▶ **AVAILABLE RECORDS**
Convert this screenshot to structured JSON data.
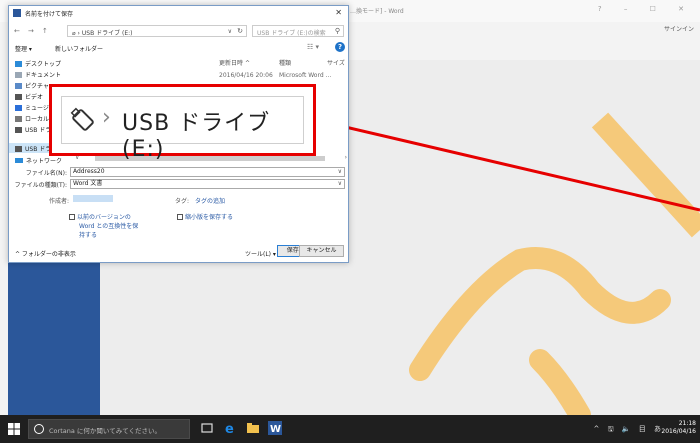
{
  "word": {
    "title": "…換モード] - Word",
    "controls": [
      "?",
      "–",
      "☐",
      "✕"
    ],
    "signin": "サインイン"
  },
  "dialog": {
    "title": "名前を付けて保存",
    "close": "✕",
    "nav": {
      "back": "←",
      "forward": "→",
      "up": "↑"
    },
    "address": {
      "separator": "›",
      "location": "USB ドライブ (E:)",
      "dropdown": "∨",
      "refresh": "↻"
    },
    "search": {
      "placeholder": "USB ドライブ (E:)の検索",
      "icon": "⚲"
    },
    "commands": {
      "organize": "整理 ▾",
      "new_folder": "新しいフォルダー",
      "view": "☷ ▾",
      "help": "?"
    },
    "nav_pane": [
      {
        "label": "デスクトップ",
        "color": "#2b8bd8"
      },
      {
        "label": "ドキュメント",
        "color": "#9aa7b5"
      },
      {
        "label": "ピクチャ",
        "color": "#5a8ac8"
      },
      {
        "label": "ビデオ",
        "color": "#555555"
      },
      {
        "label": "ミュージック",
        "color": "#2b6fd8"
      },
      {
        "label": "ローカル ディスク (C:)",
        "color": "#777777"
      },
      {
        "label": "USB ドライブ (E:)",
        "color": "#555555"
      }
    ],
    "nav_selected": "USB ドライブ (E:)",
    "network": "ネットワーク",
    "columns": {
      "modified": "更新日時",
      "sort_arrow": "^",
      "type": "種類",
      "size": "サイズ"
    },
    "file_row": {
      "modified": "2016/04/16 20:06",
      "type": "Microsoft Word ..."
    },
    "scroll": {
      "left": "∨",
      "right": "›"
    },
    "filename_label": "ファイル名(N):",
    "filename_value": "Address20",
    "filetype_label": "ファイルの種類(T):",
    "filetype_value": "Word 文書",
    "author_label": "作成者:",
    "author_value": "",
    "tags_label": "タグ:",
    "tags_value": "タグの追加",
    "checkbox_compat": [
      "以前のバージョンの",
      "Word との互換性を保",
      "持する"
    ],
    "checkbox_thumb": "縮小版を保存する",
    "hide_folders": "^ フォルダーの非表示",
    "tools": "ツール(L)  ▾",
    "save": "保存(S)",
    "cancel": "キャンセル"
  },
  "callout": {
    "chevron": "›",
    "text": "USB ドライブ (E:)",
    "border_color": "#e60000"
  },
  "taskbar": {
    "cortana_placeholder": "Cortana に何か聞いてみてください。",
    "tray": "^ 🖫 🔈 目 あ",
    "time": "21:18",
    "date": "2016/04/16"
  },
  "colors": {
    "accent_red": "#e60000",
    "word_blue": "#2b579a",
    "highlight_yellow": "#f5c97a"
  }
}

▶ **DO THIS**
Quote every entry exactly, with the pictures omitted.

▶ **FULL ANSWER**
Convert this screenshot to structured JSON data.
{
  "word": {
    "title": "…換モード] - Word",
    "controls": [
      "?",
      "–",
      "☐",
      "✕"
    ],
    "signin": "サインイン"
  },
  "dialog": {
    "title": "名前を付けて保存",
    "close": "✕",
    "nav": {
      "back": "←",
      "forward": "→",
      "up": "↑"
    },
    "address": {
      "separator": "›",
      "location": "USB ドライブ (E:)",
      "dropdown": "∨",
      "refresh": "↻"
    },
    "search": {
      "placeholder": "USB ドライブ (E:)の検索",
      "icon": "⚲"
    },
    "commands": {
      "organize": "整理 ▾",
      "new_folder": "新しいフォルダー",
      "view": "☷ ▾",
      "help": "?"
    },
    "nav_pane": [
      {
        "label": "デスクトップ",
        "color": "#2b8bd8"
      },
      {
        "label": "ドキュメント",
        "color": "#9aa7b5"
      },
      {
        "label": "ピクチャ",
        "color": "#5a8ac8"
      },
      {
        "label": "ビデオ",
        "color": "#555555"
      },
      {
        "label": "ミュージック",
        "color": "#2b6fd8"
      },
      {
        "label": "ローカル ディスク (C:)",
        "color": "#777777"
      },
      {
        "label": "USB ドライブ (E:)",
        "color": "#555555"
      }
    ],
    "nav_selected": "USB ドライブ (E:)",
    "network": "ネットワーク",
    "columns": {
      "modified": "更新日時",
      "sort_arrow": "^",
      "type": "種類",
      "size": "サイズ"
    },
    "file_row": {
      "modified": "2016/04/16 20:06",
      "type": "Microsoft Word ..."
    },
    "scroll": {
      "left": "∨",
      "right": "›"
    },
    "filename_label": "ファイル名(N):",
    "filename_value": "Address20",
    "filetype_label": "ファイルの種類(T):",
    "filetype_value": "Word 文書",
    "author_label": "作成者:",
    "author_value": "",
    "tags_label": "タグ:",
    "tags_value": "タグの追加",
    "checkbox_compat": [
      "以前のバージョンの",
      "Word との互換性を保",
      "持する"
    ],
    "checkbox_thumb": "縮小版を保存する",
    "hide_folders": "^ フォルダーの非表示",
    "tools": "ツール(L)  ▾",
    "save": "保存(S)",
    "cancel": "キャンセル"
  },
  "callout": {
    "chevron": "›",
    "text": "USB ドライブ (E:)",
    "border_color": "#e60000"
  },
  "taskbar": {
    "cortana_placeholder": "Cortana に何か聞いてみてください。",
    "tray": "^ 🖫 🔈 目 あ",
    "time": "21:18",
    "date": "2016/04/16"
  },
  "colors": {
    "accent_red": "#e60000",
    "word_blue": "#2b579a",
    "highlight_yellow": "#f5c97a"
  }
}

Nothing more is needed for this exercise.